◆ **EXERCISE INSTRUCTIONS**
All entries below need to be written out exactly, but without their pictures.

◆ **EXTRACTED DATA**

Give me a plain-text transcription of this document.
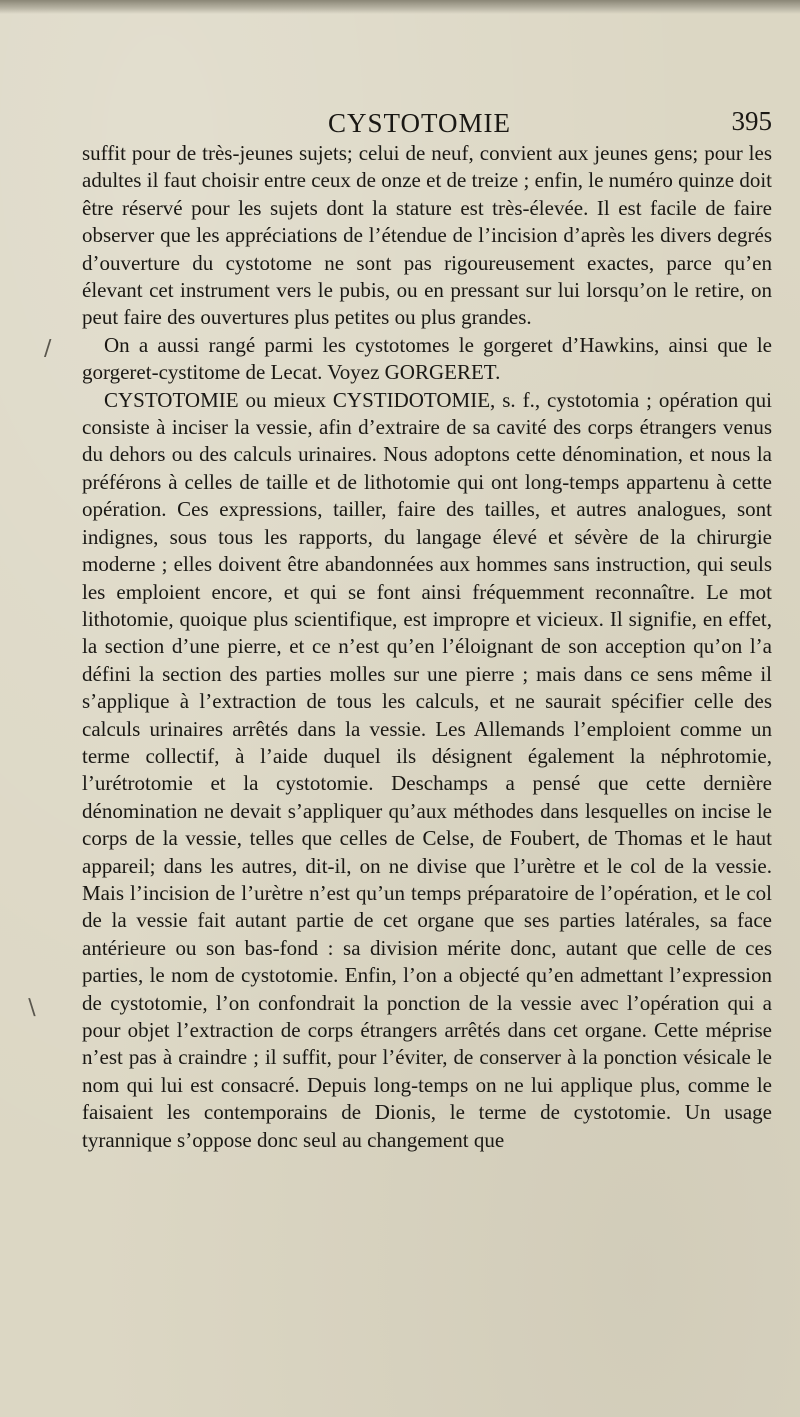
CYSTOTOMIE	395
∕
∖

suffit pour de très-jeunes sujets; celui de neuf, convient aux jeunes gens; pour les adultes il faut choisir entre ceux de onze et de treize ; enfin, le numéro quinze doit être réservé pour les sujets dont la stature est très-élevée. Il est facile de faire observer que les appréciations de l’étendue de l’incision d’après les divers degrés d’ouverture du cystotome ne sont pas rigoureusement exactes, parce qu’en élevant cet instrument vers le pubis, ou en pressant sur lui lorsqu’on le retire, on peut faire des ouvertures plus petites ou plus grandes.

On a aussi rangé parmi les cystotomes le gorgeret d’Hawkins, ainsi que le gorgeret-cystitome de Lecat. Voyez GORGERET.

CYSTOTOMIE ou mieux CYSTIDOTOMIE, s. f., cystotomia ; opération qui consiste à inciser la vessie, afin d’extraire de sa cavité des corps étrangers venus du dehors ou des calculs urinaires. Nous adoptons cette dénomination, et nous la préférons à celles de taille et de lithotomie qui ont long-temps appartenu à cette opération. Ces expressions, tailler, faire des tailles, et autres analogues, sont indignes, sous tous les rapports, du langage élevé et sévère de la chirurgie moderne ; elles doivent être abandonnées aux hommes sans instruction, qui seuls les emploient encore, et qui se font ainsi fréquemment reconnaître. Le mot lithotomie, quoique plus scientifique, est impropre et vicieux. Il signifie, en effet, la section d’une pierre, et ce n’est qu’en l’éloignant de son acception qu’on l’a défini la section des parties molles sur une pierre ; mais dans ce sens même il s’applique à l’extraction de tous les calculs, et ne saurait spécifier celle des calculs urinaires arrêtés dans la vessie. Les Allemands l’emploient comme un terme collectif, à l’aide duquel ils désignent également la néphrotomie, l’urétrotomie et la cystotomie. Deschamps a pensé que cette dernière dénomination ne devait s’appliquer qu’aux méthodes dans lesquelles on incise le corps de la vessie, telles que celles de Celse, de Foubert, de Thomas et le haut appareil; dans les autres, dit-il, on ne divise que l’urètre et le col de la vessie. Mais l’incision de l’urètre n’est qu’un temps préparatoire de l’opération, et le col de la vessie fait autant partie de cet organe que ses parties latérales, sa face antérieure ou son bas-fond : sa division mérite donc, autant que celle de ces parties, le nom de cystotomie. Enfin, l’on a objecté qu’en admettant l’expression de cystotomie, l’on confondrait la ponction de la vessie avec l’opération qui a pour objet l’extraction de corps étrangers arrêtés dans cet organe. Cette méprise n’est pas à craindre ; il suffit, pour l’éviter, de conserver à la ponction vésicale le nom qui lui est consacré. Depuis long-temps on ne lui applique plus, comme le faisaient les contemporains de Dionis, le terme de cystotomie. Un usage tyrannique s’oppose donc seul au changement que
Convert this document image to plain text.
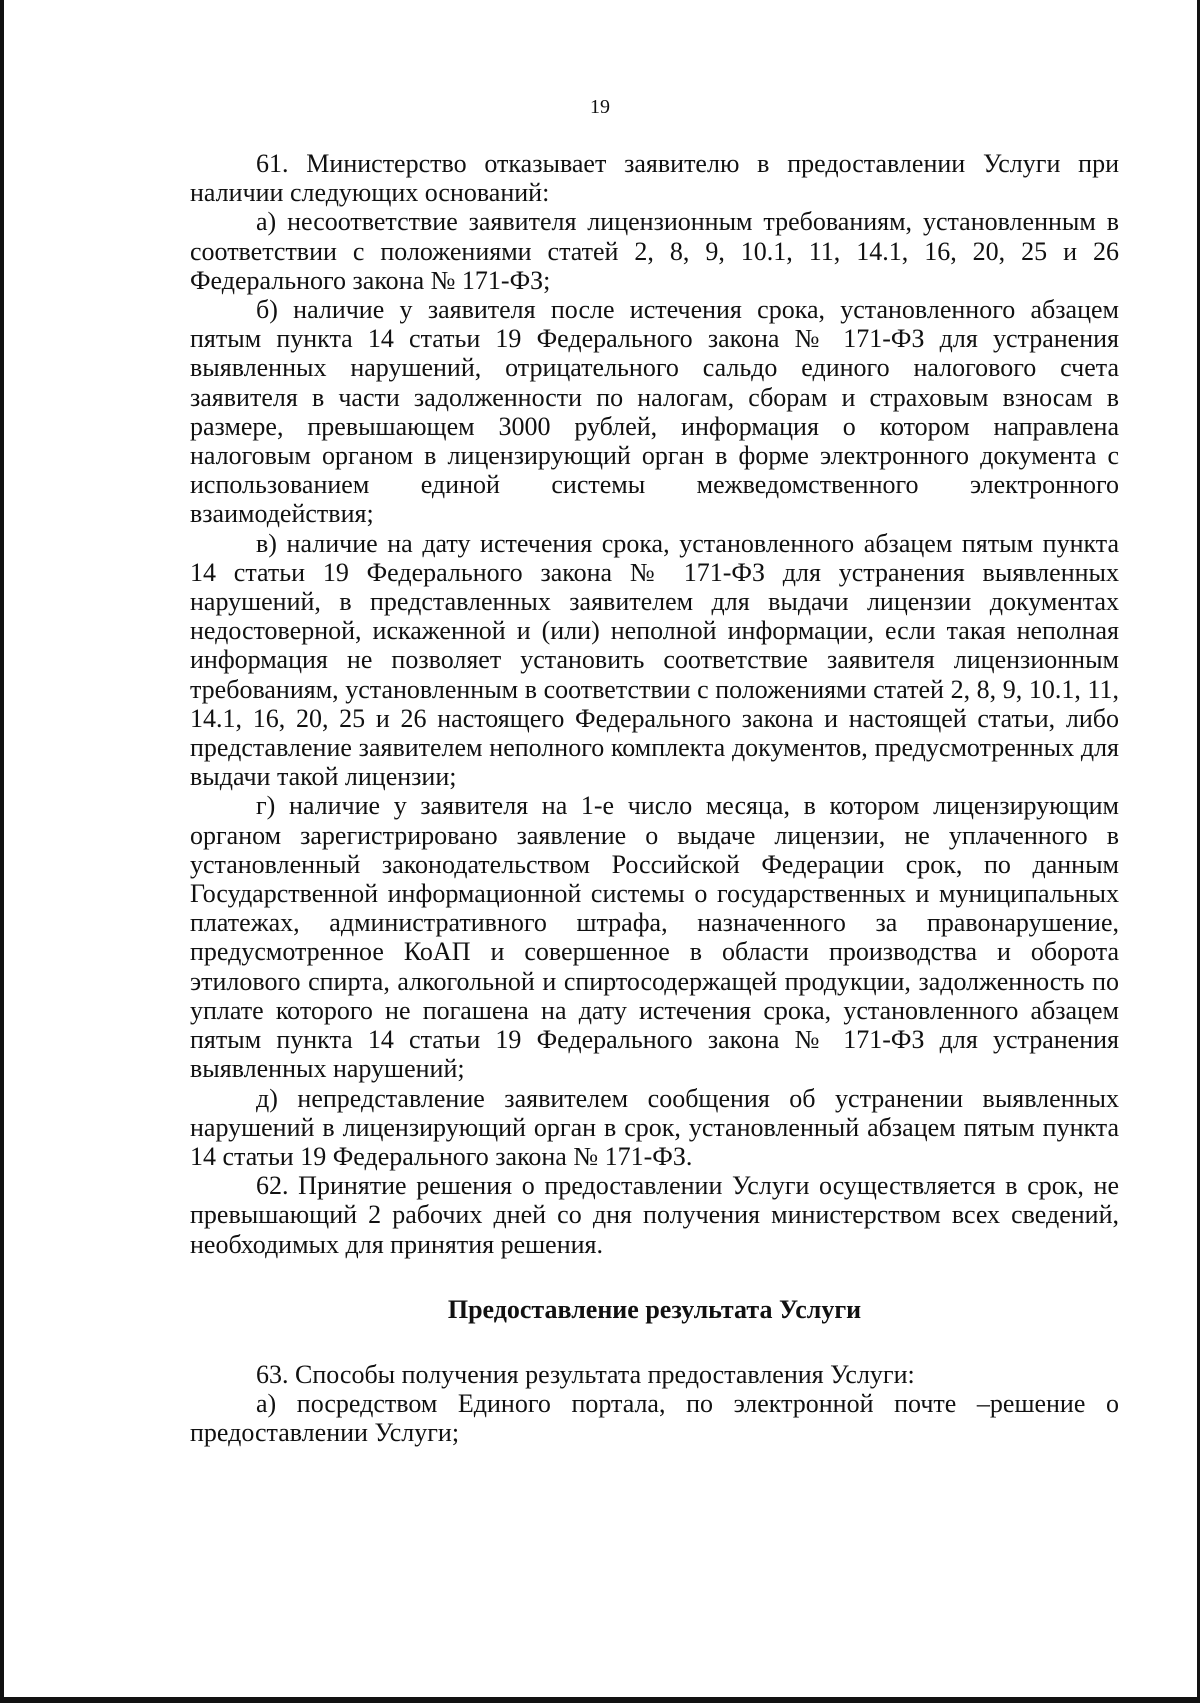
19

61. Министерство отказывает заявителю в предоставлении Услуги при наличии следующих оснований:

а) несоответствие заявителя лицензионным требованиям, установленным в соответствии с положениями статей 2, 8, 9, 10.1, 11, 14.1, 16, 20, 25 и 26 Федерального закона № 171-ФЗ;

б) наличие у заявителя после истечения срока, установленного абзацем пятым пункта 14 статьи 19 Федерального закона № 171-ФЗ для устранения выявленных нарушений, отрицательного сальдо единого налогового счета заявителя в части задолженности по налогам, сборам и страховым взносам в размере, превышающем 3000 рублей, информация о котором направлена налоговым органом в лицензирующий орган в форме электронного документа с использованием единой системы межведомственного электронного взаимодействия;

в) наличие на дату истечения срока, установленного абзацем пятым пункта 14 статьи 19 Федерального закона № 171-ФЗ для устранения выявленных нарушений, в представленных заявителем для выдачи лицензии документах недостоверной, искаженной и (или) неполной информации, если такая неполная информация не позволяет установить соответствие заявителя лицензионным требованиям, установленным в соответствии с положениями статей 2, 8, 9, 10.1, 11, 14.1, 16, 20, 25 и 26 настоящего Федерального закона и настоящей статьи, либо представление заявителем неполного комплекта документов, предусмотренных для выдачи такой лицензии;

г) наличие у заявителя на 1-е число месяца, в котором лицензирующим органом зарегистрировано заявление о выдаче лицензии, не уплаченного в установленный законодательством Российской Федерации срок, по данным Государственной информационной системы о государственных и муниципальных платежах, административного штрафа, назначенного за правонарушение, предусмотренное КоАП и совершенное в области производства и оборота этилового спирта, алкогольной и спиртосодержащей продукции, задолженность по уплате которого не погашена на дату истечения срока, установленного абзацем пятым пункта 14 статьи 19 Федерального закона № 171-ФЗ для устранения выявленных нарушений;

д) непредставление заявителем сообщения об устранении выявленных нарушений в лицензирующий орган в срок, установленный абзацем пятым пункта 14 статьи 19 Федерального закона № 171-ФЗ.

62. Принятие решения о предоставлении Услуги осуществляется в срок, не превышающий 2 рабочих дней со дня получения министерством всех сведений, необходимых для принятия решения.

Предоставление результата Услуги

63. Способы получения результата предоставления Услуги:

а) посредством Единого портала, по электронной почте –решение о предоставлении Услуги;
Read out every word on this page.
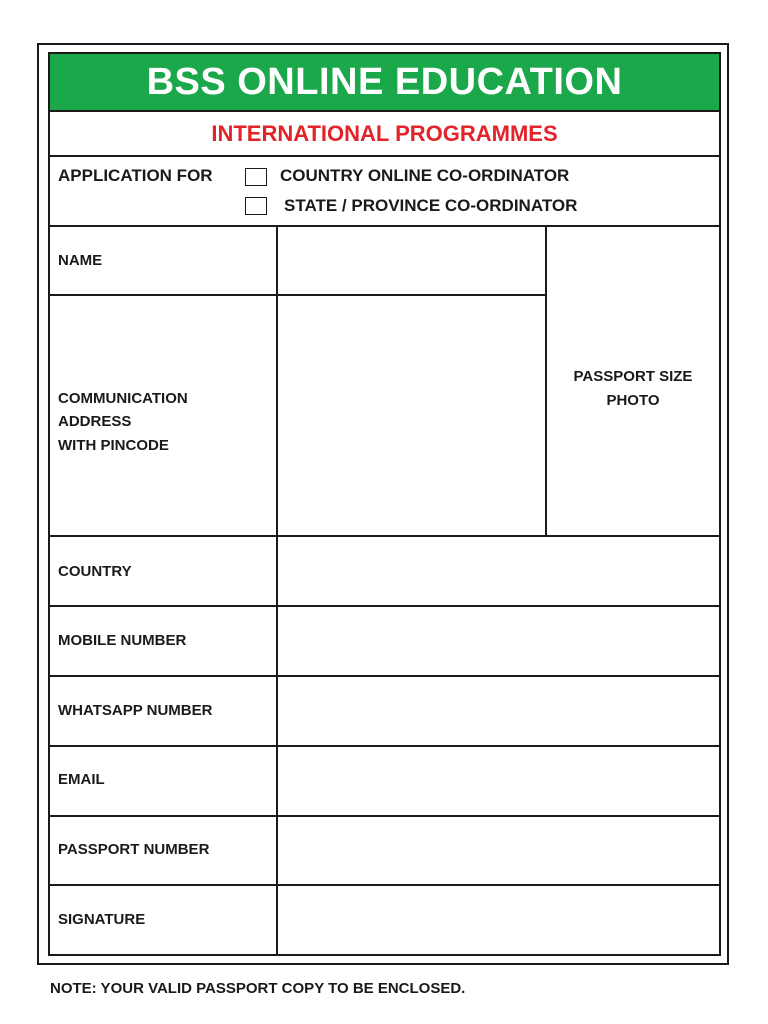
BSS ONLINE EDUCATION
INTERNATIONAL PROGRAMMES
APPLICATION FOR	COUNTRY ONLINE CO-ORDINATOR
STATE / PROVINCE CO-ORDINATOR
NAME
COMMUNICATION
ADDRESS
WITH PINCODE
COUNTRY
MOBILE NUMBER
WHATSAPP NUMBER
EMAIL
PASSPORT NUMBER
SIGNATURE
PASSPORT SIZE
PHOTO
NOTE: YOUR VALID PASSPORT COPY TO BE ENCLOSED.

◆ **FULL SOLUTION**
Give me a plain-text transcription of this document.
CYSTOTOMIE	395
∕
∖

suffit pour de très-jeunes sujets; celui de neuf, convient aux jeunes gens; pour les adultes il faut choisir entre ceux de onze et de treize ; enfin, le numéro quinze doit être réservé pour les sujets dont la stature est très-élevée. Il est facile de faire observer que les appréciations de l’étendue de l’incision d’après les divers degrés d’ouverture du cystotome ne sont pas rigoureusement exactes, parce qu’en élevant cet instrument vers le pubis, ou en pressant sur lui lorsqu’on le retire, on peut faire des ouvertures plus petites ou plus grandes.

On a aussi rangé parmi les cystotomes le gorgeret d’Hawkins, ainsi que le gorgeret-cystitome de Lecat. Voyez GORGERET.

CYSTOTOMIE ou mieux CYSTIDOTOMIE, s. f., cystotomia ; opération qui consiste à inciser la vessie, afin d’extraire de sa cavité des corps étrangers venus du dehors ou des calculs urinaires. Nous adoptons cette dénomination, et nous la préférons à celles de taille et de lithotomie qui ont long-temps appartenu à cette opération. Ces expressions, tailler, faire des tailles, et autres analogues, sont indignes, sous tous les rapports, du langage élevé et sévère de la chirurgie moderne ; elles doivent être abandonnées aux hommes sans instruction, qui seuls les emploient encore, et qui se font ainsi fréquemment reconnaître. Le mot lithotomie, quoique plus scientifique, est impropre et vicieux. Il signifie, en effet, la section d’une pierre, et ce n’est qu’en l’éloignant de son acception qu’on l’a défini la section des parties molles sur une pierre ; mais dans ce sens même il s’applique à l’extraction de tous les calculs, et ne saurait spécifier celle des calculs urinaires arrêtés dans la vessie. Les Allemands l’emploient comme un terme collectif, à l’aide duquel ils désignent également la néphrotomie, l’urétrotomie et la cystotomie. Deschamps a pensé que cette dernière dénomination ne devait s’appliquer qu’aux méthodes dans lesquelles on incise le corps de la vessie, telles que celles de Celse, de Foubert, de Thomas et le haut appareil; dans les autres, dit-il, on ne divise que l’urètre et le col de la vessie. Mais l’incision de l’urètre n’est qu’un temps préparatoire de l’opération, et le col de la vessie fait autant partie de cet organe que ses parties latérales, sa face antérieure ou son bas-fond : sa division mérite donc, autant que celle de ces parties, le nom de cystotomie. Enfin, l’on a objecté qu’en admettant l’expression de cystotomie, l’on confondrait la ponction de la vessie avec l’opération qui a pour objet l’extraction de corps étrangers arrêtés dans cet organe. Cette méprise n’est pas à craindre ; il suffit, pour l’éviter, de conserver à la ponction vésicale le nom qui lui est consacré. Depuis long-temps on ne lui applique plus, comme le faisaient les contemporains de Dionis, le terme de cystotomie. Un usage tyrannique s’oppose donc seul au changement que
Convert this document image to plain text.
19

61. Министерство отказывает заявителю в предоставлении Услуги при наличии следующих оснований:

а) несоответствие заявителя лицензионным требованиям, установленным в соответствии с положениями статей 2, 8, 9, 10.1, 11, 14.1, 16, 20, 25 и 26 Федерального закона № 171-ФЗ;

б) наличие у заявителя после истечения срока, установленного абзацем пятым пункта 14 статьи 19 Федерального закона № 171-ФЗ для устранения выявленных нарушений, отрицательного сальдо единого налогового счета заявителя в части задолженности по налогам, сборам и страховым взносам в размере, превышающем 3000 рублей, информация о котором направлена налоговым органом в лицензирующий орган в форме электронного документа с использованием единой системы межведомственного электронного взаимодействия;

в) наличие на дату истечения срока, установленного абзацем пятым пункта 14 статьи 19 Федерального закона № 171-ФЗ для устранения выявленных нарушений, в представленных заявителем для выдачи лицензии документах недостоверной, искаженной и (или) неполной информации, если такая неполная информация не позволяет установить соответствие заявителя лицензионным требованиям, установленным в соответствии с положениями статей 2, 8, 9, 10.1, 11, 14.1, 16, 20, 25 и 26 настоящего Федерального закона и настоящей статьи, либо представление заявителем неполного комплекта документов, предусмотренных для выдачи такой лицензии;

г) наличие у заявителя на 1-е число месяца, в котором лицензирующим органом зарегистрировано заявление о выдаче лицензии, не уплаченного в установленный законодательством Российской Федерации срок, по данным Государственной информационной системы о государственных и муниципальных платежах, административного штрафа, назначенного за правонарушение, предусмотренное КоАП и совершенное в области производства и оборота этилового спирта, алкогольной и спиртосодержащей продукции, задолженность по уплате которого не погашена на дату истечения срока, установленного абзацем пятым пункта 14 статьи 19 Федерального закона № 171-ФЗ для устранения выявленных нарушений;

д) непредставление заявителем сообщения об устранении выявленных нарушений в лицензирующий орган в срок, установленный абзацем пятым пункта 14 статьи 19 Федерального закона № 171-ФЗ.

62. Принятие решения о предоставлении Услуги осуществляется в срок, не превышающий 2 рабочих дней со дня получения министерством всех сведений, необходимых для принятия решения.

Предоставление результата Услуги

63. Способы получения результата предоставления Услуги:

а) посредством Единого портала, по электронной почте –решение о предоставлении Услуги;
Read out every word on this page.
BSS ONLINE EDUCATION
INTERNATIONAL PROGRAMMES
APPLICATION FOR	COUNTRY ONLINE CO-ORDINATOR
STATE / PROVINCE CO-ORDINATOR
NAME
COMMUNICATION
ADDRESS
WITH PINCODE
COUNTRY
MOBILE NUMBER
WHATSAPP NUMBER
EMAIL
PASSPORT NUMBER
SIGNATURE
PASSPORT SIZE
PHOTO
NOTE: YOUR VALID PASSPORT COPY TO BE ENCLOSED.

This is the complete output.